(Raw records)
________________
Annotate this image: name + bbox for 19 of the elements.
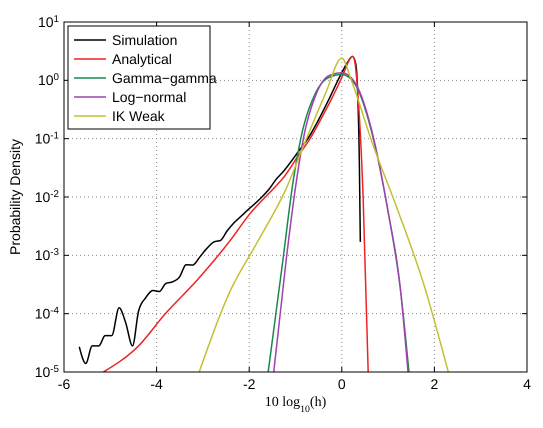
legend-label: Analytical — [112, 50, 172, 67]
x-tick-label: -6 — [58, 376, 70, 392]
x-tick-label: 4 — [523, 376, 532, 392]
x-tick-label: 2 — [430, 376, 438, 392]
legend-label: Log−normal — [112, 88, 186, 105]
y-tick-label: 10$^{-1}$ — [34, 130, 59, 147]
legend-label: Simulation — [112, 32, 178, 48]
y-tick-label: 10$^{-2}$ — [34, 188, 59, 205]
y-tick-label: 10$^{1}$ — [38, 13, 59, 30]
y-tick-label: 10$^{-4}$ — [34, 305, 60, 322]
x-tick-label: 0 — [338, 376, 346, 392]
y-axis-title: Probability Density — [7, 139, 23, 255]
y-tick-label: 10$^{-3}$ — [34, 246, 60, 264]
x-axis-title: 10 log$_{10}$(h) — [264, 395, 327, 414]
legend-label: IK Weak — [112, 108, 166, 124]
x-tick-label: -4 — [150, 376, 164, 392]
x-tick-label: -2 — [242, 376, 256, 392]
y-tick-label: 10$^{0}$ — [38, 72, 60, 88]
y-tick-label: 10$^{-5}$ — [34, 363, 60, 380]
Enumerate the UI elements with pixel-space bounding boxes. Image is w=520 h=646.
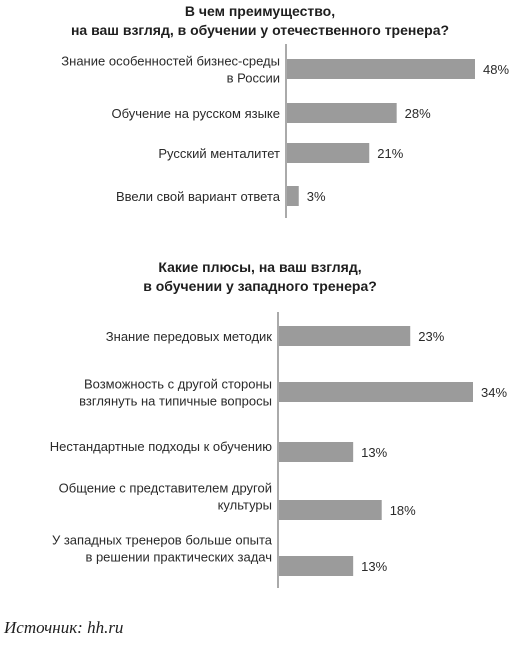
chart-1-value-label-1: 48% [483, 62, 509, 77]
chart-1-value-label-4: 3% [307, 189, 326, 204]
chart-2-value-label-5: 13% [361, 559, 387, 574]
chart-2-category-label-1: Знание передовых методик [106, 329, 273, 344]
chart-2-category-label-3: Нестандартные подходы к обучению [50, 439, 272, 454]
chart-1-bar-3 [287, 143, 370, 163]
source-note: Источник: hh.ru [4, 618, 124, 637]
chart-1-category-label-1: Знание особенностей бизнес-среды в России [61, 54, 280, 86]
chart-1-value-label-2: 28% [405, 106, 431, 121]
chart-1-bar-4 [287, 186, 299, 206]
chart-2-bar-2 [279, 382, 473, 402]
chart-2-category-label-2: Возможность с другой стороны взглянуть на… [79, 377, 272, 409]
chart-2: 23% Знание передовых методик 34% Возможност… [50, 312, 507, 588]
chart-2-bar-1 [279, 326, 411, 346]
chart-1-value-label-3: 21% [377, 146, 403, 161]
chart-2-value-label-2: 34% [481, 385, 507, 400]
chart-2-value-label-1: 23% [418, 329, 444, 344]
chart-2-bar-5 [279, 556, 354, 576]
chart-2-category-label-4: Общение с представителем другой культуры [59, 481, 272, 513]
chart-1-category-label-4: Ввели свой вариант ответа [116, 189, 281, 204]
chart-1: 48% Знание особенностей бизнес-среды в Рос… [61, 44, 509, 218]
chart-2-title: Какие плюсы, на ваш взгляд, в обучении у … [143, 259, 377, 294]
chart-2-value-label-4: 18% [390, 503, 416, 518]
chart-1-category-label-2: Обучение на русском языке [111, 106, 280, 121]
chart-2-bar-3 [279, 442, 354, 462]
chart-2-category-label-5: У западных тренеров больше опыта в решени… [52, 533, 273, 565]
chart-1-title: В чем преимущество, на ваш взгляд, в обуч… [70, 3, 450, 38]
chart-1-category-label-3: Русский менталитет [158, 146, 280, 161]
chart-1-bar-2 [287, 103, 397, 123]
chart-2-bar-4 [279, 500, 382, 520]
chart-2-value-label-3: 13% [361, 445, 387, 460]
chart-1-bar-1 [287, 59, 475, 79]
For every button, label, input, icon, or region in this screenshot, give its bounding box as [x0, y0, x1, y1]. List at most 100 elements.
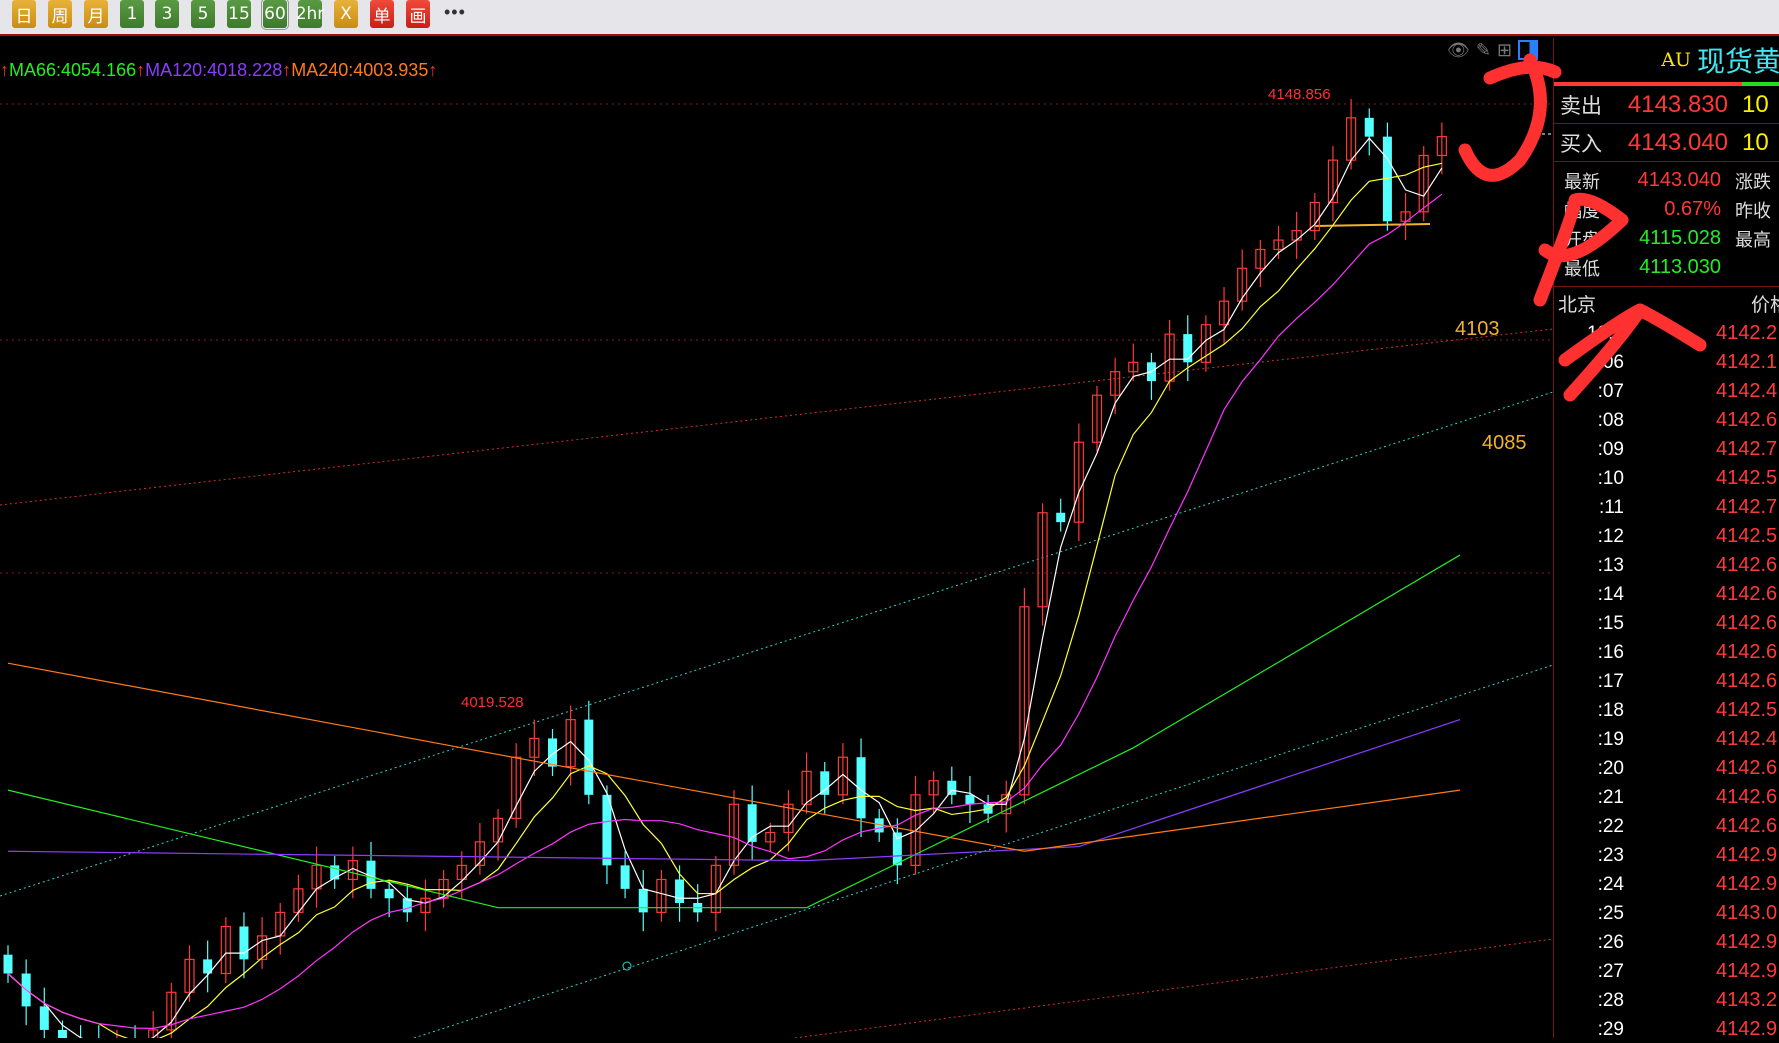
tick-row: :09 4142.7	[1554, 435, 1779, 464]
tick-time: :25	[1597, 902, 1624, 924]
tick-price: 4142.5	[1716, 525, 1778, 547]
candle-body	[529, 737, 540, 758]
ma-legend: ↑MA66:4054.166↑MA120:4018.228↑MA240:4003…	[0, 60, 437, 81]
period-button-5[interactable]: 5	[191, 0, 215, 28]
tick-row: :12 4142.5	[1554, 522, 1779, 551]
symbol-name: 现货黄金	[1696, 45, 1779, 78]
tick-row: :16 4142.6	[1554, 638, 1779, 667]
period-button-X[interactable]: X	[334, 0, 358, 28]
pencil-icon[interactable]: ✎	[1475, 40, 1491, 60]
stat-label-2: 最高	[1735, 229, 1771, 251]
period-button-画[interactable]: 画	[406, 0, 430, 28]
tick-row: :29 4142.9	[1554, 1015, 1779, 1038]
sell-label: 卖出	[1560, 93, 1602, 118]
tick-time: :10	[1597, 467, 1624, 489]
candle-body	[1128, 361, 1139, 373]
trend-line	[0, 391, 1554, 897]
tick-price: 4142.6	[1716, 409, 1778, 431]
tick-time: :22	[1597, 815, 1624, 837]
stat-row: 幅度 0.67% 昨收	[1554, 195, 1779, 224]
candle-body	[39, 1006, 49, 1030]
candle-body	[565, 719, 576, 768]
candle-body	[1091, 394, 1103, 443]
tick-time: :15	[1597, 612, 1624, 634]
period-button-15[interactable]: 15	[227, 0, 251, 28]
stat-row: 开盘 4115.028 最高	[1554, 224, 1779, 253]
tick-time: :19	[1597, 728, 1624, 750]
trend-line	[794, 938, 1554, 1039]
more-button[interactable]: •••	[444, 2, 466, 22]
tick-price: 4142.9	[1716, 844, 1778, 866]
tick-time: :21	[1597, 786, 1624, 808]
tick-time: :16	[1597, 641, 1624, 663]
tick-list[interactable]: 19:2 4142.2 :06 4142.1 :07 4142.4 :08 41…	[1554, 319, 1779, 1038]
tick-price: 4142.6	[1716, 757, 1778, 779]
tick-price: 4142.1	[1716, 351, 1778, 373]
level-label-4103: 4103	[1455, 318, 1500, 340]
tick-price: 4142.2	[1716, 322, 1778, 344]
candle-body	[947, 780, 957, 795]
ticks-header: 北京 价格	[1554, 287, 1779, 319]
stat-label-2: 涨跌	[1735, 171, 1771, 193]
candle-body	[656, 878, 667, 913]
period-button-日[interactable]: 日	[12, 0, 36, 28]
legend-ma120: MA120:4018.228	[145, 60, 283, 80]
tick-time: :28	[1597, 989, 1624, 1011]
tick-price: 4142.9	[1716, 1018, 1778, 1038]
high-price-label: 4148.856	[1268, 86, 1331, 103]
buy-row[interactable]: 买入 4143.040 10	[1554, 124, 1779, 162]
candlestick-chart[interactable]	[0, 38, 1554, 1043]
candle-body	[1436, 136, 1447, 157]
candle-body	[1110, 371, 1121, 396]
eye-icon[interactable]: 👁	[1447, 40, 1470, 60]
candle-body	[837, 756, 849, 796]
arrow-line	[1314, 223, 1431, 227]
candle-body	[1200, 324, 1212, 363]
grid-icon[interactable]: ⊞	[1496, 40, 1513, 60]
candle-body	[638, 888, 648, 913]
tick-price: 4142.6	[1716, 786, 1778, 808]
candle-body	[402, 898, 412, 913]
candle-body	[965, 794, 975, 805]
tick-time: 19:2	[1587, 322, 1624, 344]
period-button-周[interactable]: 周	[48, 0, 72, 28]
ticks-price-header: 价格	[1750, 293, 1779, 316]
tick-time: :13	[1597, 554, 1624, 576]
stat-value: 4113.030	[1639, 256, 1721, 278]
candle-body	[203, 959, 213, 974]
ticks-time-header: 北京	[1558, 293, 1597, 316]
tick-row: :19 4142.4	[1554, 725, 1779, 754]
candle-body	[1418, 154, 1429, 213]
trend-line	[0, 328, 1554, 506]
stat-label: 幅度	[1564, 200, 1600, 222]
tick-row: :27 4142.9	[1554, 957, 1779, 986]
sell-row[interactable]: 卖出 4143.830 10	[1554, 86, 1779, 124]
candle-body	[148, 1029, 159, 1043]
candle-body	[1327, 159, 1339, 204]
period-button-3[interactable]: 3	[155, 0, 179, 28]
stat-value: 4115.028	[1639, 227, 1721, 249]
candle-body	[928, 780, 939, 796]
panel-icon[interactable]	[1518, 40, 1539, 60]
candle-body	[456, 864, 467, 881]
candle-body	[584, 719, 594, 795]
candle-body	[892, 832, 902, 866]
period-button-单[interactable]: 单	[370, 0, 394, 28]
period-button-月[interactable]: 月	[84, 0, 108, 28]
candle-body	[620, 865, 630, 889]
tick-price: 4142.6	[1716, 670, 1778, 692]
legend-arrow: ↑	[136, 60, 146, 80]
tick-price: 4142.7	[1716, 438, 1778, 460]
stat-label-2: 昨收	[1735, 200, 1771, 222]
period-button-2hr[interactable]: 2hr	[296, 0, 324, 28]
tick-price: 4142.6	[1716, 583, 1778, 605]
tick-time: :08	[1597, 409, 1624, 431]
stat-label: 开盘	[1564, 229, 1600, 251]
tick-time: :06	[1597, 351, 1624, 373]
stat-label: 最新	[1564, 171, 1600, 193]
period-button-60[interactable]: 60	[261, 0, 289, 30]
candle-body	[548, 738, 557, 767]
chart-canvas[interactable]	[0, 38, 1554, 1043]
candle-body	[420, 897, 431, 913]
period-button-1[interactable]: 1	[120, 0, 144, 28]
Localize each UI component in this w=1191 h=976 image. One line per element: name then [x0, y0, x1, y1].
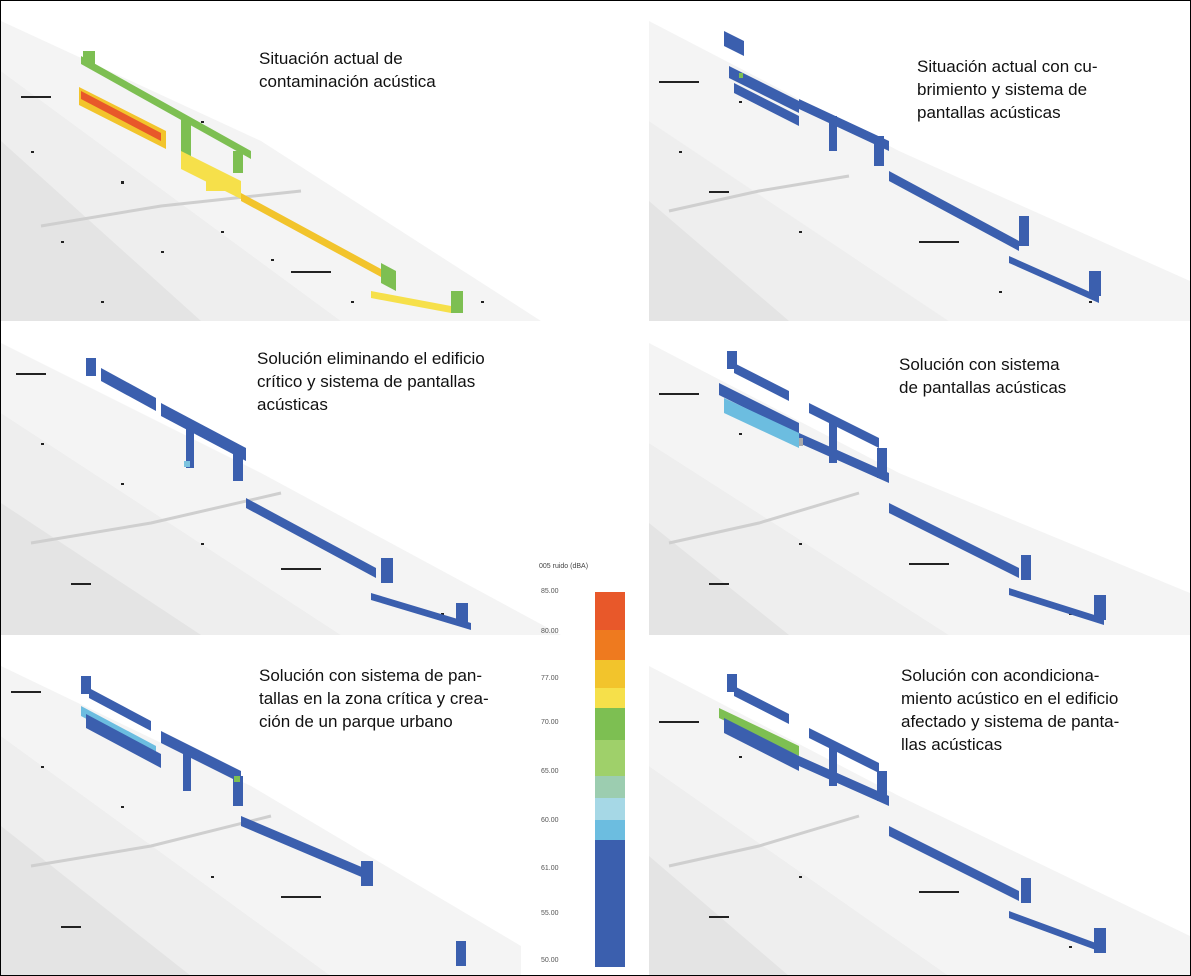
legend-band — [595, 592, 625, 630]
noise-map-1 — [1, 21, 541, 321]
legend-tick-label: 50.00 — [541, 957, 559, 964]
caption-line: contaminación acústica — [259, 72, 436, 91]
legend-band — [595, 776, 625, 798]
caption-line: afectado y sistema de panta- — [901, 712, 1120, 731]
legend-tick-label: 61.00 — [541, 865, 559, 872]
legend-band — [595, 688, 625, 708]
panel-screens-system: Solución con sistema de pantallas acústi… — [649, 323, 1190, 635]
legend-color-bar — [595, 592, 625, 967]
caption-panel-6: Solución con acondiciona- miento acústic… — [901, 664, 1161, 756]
noise-map-4 — [649, 343, 1190, 635]
legend-tick-label: 77.00 — [541, 675, 559, 682]
legend-band — [595, 840, 625, 967]
panel-acoustic-conditioning: Solución con acondiciona- miento acústic… — [649, 646, 1190, 975]
caption-line: llas acústicas — [901, 735, 1003, 754]
panel-urban-park: Solución con sistema de pan- tallas en l… — [1, 646, 521, 975]
legend-band — [595, 798, 625, 820]
caption-panel-5: Solución con sistema de pan- tallas en l… — [259, 664, 513, 733]
caption-line: ción de un parque urbano — [259, 712, 453, 731]
legend-tick-label: 65.00 — [541, 768, 559, 775]
legend-title: 005 ruido (dBA) — [539, 563, 589, 570]
panel-remove-building: Solución eliminando el edificio crítico … — [1, 323, 591, 635]
legend-tick-label: 55.00 — [541, 910, 559, 917]
caption-line: tallas en la zona crítica y crea- — [259, 689, 489, 708]
caption-line: Situación actual de — [259, 49, 403, 68]
caption-line: Solución con sistema de pan- — [259, 666, 483, 685]
caption-line: brimiento y sistema de — [917, 80, 1088, 99]
caption-line: Solución con sistema — [899, 355, 1060, 374]
legend-band — [595, 660, 625, 688]
caption-line: Situación actual con cu- — [917, 57, 1098, 76]
caption-line: miento acústico en el edificio — [901, 689, 1119, 708]
legend-tick-label: 70.00 — [541, 719, 559, 726]
legend-band — [595, 630, 625, 660]
panel-current-situation: Situación actual de contaminación acústi… — [1, 1, 591, 321]
caption-line: crítico y sistema de pantallas — [257, 372, 476, 391]
caption-panel-2: Situación actual con cu- brimiento y sis… — [917, 55, 1157, 124]
noise-map-5 — [1, 666, 521, 975]
caption-panel-1: Situación actual de contaminación acústi… — [259, 47, 499, 93]
noise-legend: 005 ruido (dBA) 85.00 80.00 77.00 70.00 65.0… — [521, 563, 641, 973]
noise-map-6 — [649, 666, 1190, 975]
caption-panel-3: Solución eliminando el edificio crítico … — [257, 347, 517, 416]
legend-tick-label: 60.00 — [541, 817, 559, 824]
panel-current-with-covering: Situación actual con cu- brimiento y sis… — [649, 1, 1190, 321]
legend-band — [595, 820, 625, 840]
caption-line: de pantallas acústicas — [899, 378, 1067, 397]
caption-line: Solución con acondiciona- — [901, 666, 1100, 685]
caption-line: pantallas acústicas — [917, 103, 1061, 122]
caption-panel-4: Solución con sistema de pantallas acústi… — [899, 353, 1139, 399]
caption-line: acústicas — [257, 395, 328, 414]
caption-line: Solución eliminando el edificio — [257, 349, 485, 368]
noise-map-3 — [1, 343, 561, 635]
noise-map-2 — [649, 21, 1190, 321]
legend-band — [595, 740, 625, 776]
legend-tick-label: 85.00 — [541, 588, 559, 595]
legend-band — [595, 708, 625, 740]
legend-tick-label: 80.00 — [541, 628, 559, 635]
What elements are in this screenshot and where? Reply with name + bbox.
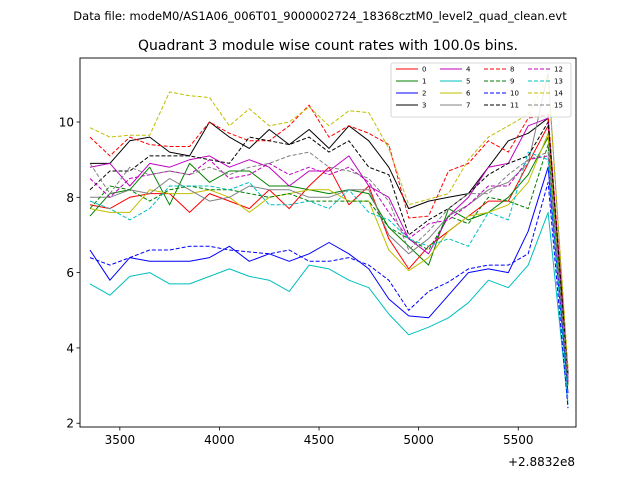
________________
◆ **Goal**
Output the lines of the records as a JSON list of strings, one string per line and no entries for blank lines. Start at the line containing "legend-label: Analytical — [112, 50, 172, 67]" and end at the line containing "Enumerate the UI", including both.

◆ **Solution for this task**
[
  "legend-label: Analytical — [112, 50, 172, 67]",
  "x-tick-label: -6 — [58, 376, 70, 392]",
  "x-tick-label: 4 — [523, 376, 532, 392]",
  "x-tick-label: 2 — [430, 376, 438, 392]",
  "legend-label: Log−normal — [112, 88, 186, 105]",
  "y-tick-label: 10$^{-1}$ — [34, 130, 59, 147]",
  "legend-label: Simulation — [112, 32, 178, 48]",
  "y-tick-label: 10$^{-2}$ — [34, 188, 59, 205]",
  "y-tick-label: 10$^{1}$ — [38, 13, 59, 30]",
  "y-tick-label: 10$^{-4}$ — [34, 305, 60, 322]",
  "x-tick-label: 0 — [338, 376, 346, 392]",
  "y-axis-title: Probability Density — [7, 139, 23, 255]",
  "y-tick-label: 10$^{-3}$ — [34, 246, 60, 264]",
  "x-axis-title: 10 log$_{10}$(h) — [264, 395, 327, 414]",
  "legend-label: IK Weak — [112, 108, 166, 124]",
  "x-tick-label: -4 — [150, 376, 164, 392]",
  "x-tick-label: -2 — [242, 376, 256, 392]",
  "y-tick-label: 10$^{0}$ — [38, 72, 60, 88]",
  "y-tick-label: 10$^{-5}$ — [34, 363, 60, 380]",
  "Enumerate the UI elements with pixel-space bounding boxes. Image is w=520 h=646."
]